* [Records excerpted from a collection]
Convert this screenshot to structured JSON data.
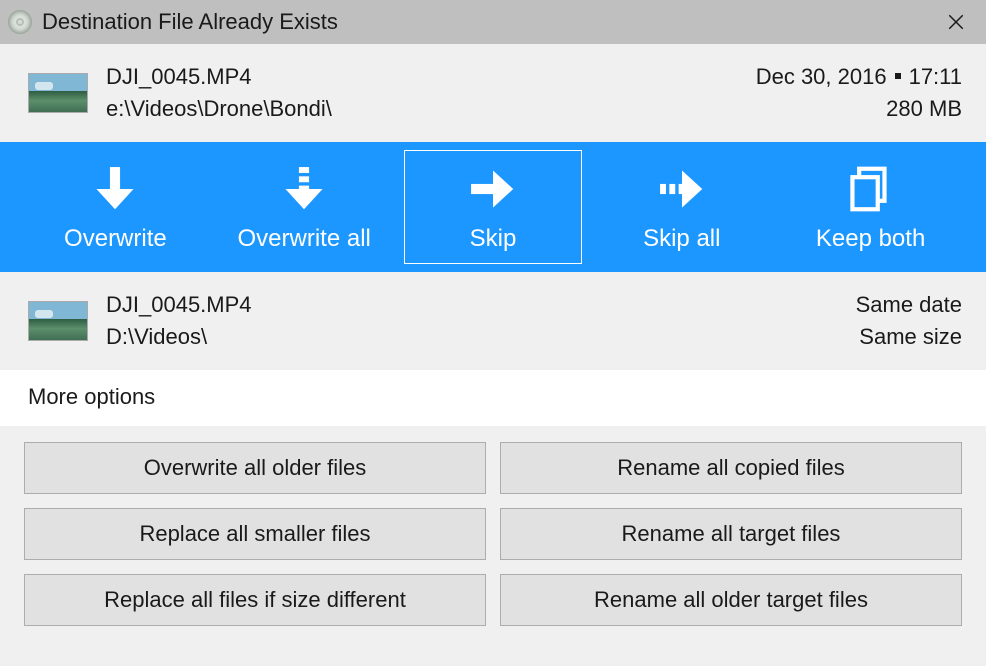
{
  "titlebar": {
    "title": "Destination File Already Exists"
  },
  "source": {
    "filename": "DJI_0045.MP4",
    "path": "e:\\Videos\\Drone\\Bondi\\",
    "date": "Dec 30, 2016",
    "time": "17:11",
    "size": "280 MB"
  },
  "actions": {
    "overwrite": "Overwrite",
    "overwrite_all": "Overwrite all",
    "skip": "Skip",
    "skip_all": "Skip all",
    "keep_both": "Keep both"
  },
  "destination": {
    "filename": "DJI_0045.MP4",
    "path": "D:\\Videos\\",
    "date_status": "Same date",
    "size_status": "Same size"
  },
  "more_options_label": "More options",
  "options": {
    "overwrite_older": "Overwrite all older files",
    "replace_smaller": "Replace all smaller files",
    "replace_diff_size": "Replace all files if size different",
    "rename_copied": "Rename all copied files",
    "rename_target": "Rename all target files",
    "rename_older_target": "Rename all older target files"
  }
}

* [Exercise description] Reproduce all the entries that precede this task, word for word, minus any pictures.

* [Result for this exercise]
Convert this screenshot to structured JSON data.
{
  "titlebar": {
    "title": "Destination File Already Exists"
  },
  "source": {
    "filename": "DJI_0045.MP4",
    "path": "e:\\Videos\\Drone\\Bondi\\",
    "date": "Dec 30, 2016",
    "time": "17:11",
    "size": "280 MB"
  },
  "actions": {
    "overwrite": "Overwrite",
    "overwrite_all": "Overwrite all",
    "skip": "Skip",
    "skip_all": "Skip all",
    "keep_both": "Keep both"
  },
  "destination": {
    "filename": "DJI_0045.MP4",
    "path": "D:\\Videos\\",
    "date_status": "Same date",
    "size_status": "Same size"
  },
  "more_options_label": "More options",
  "options": {
    "overwrite_older": "Overwrite all older files",
    "replace_smaller": "Replace all smaller files",
    "replace_diff_size": "Replace all files if size different",
    "rename_copied": "Rename all copied files",
    "rename_target": "Rename all target files",
    "rename_older_target": "Rename all older target files"
  }
}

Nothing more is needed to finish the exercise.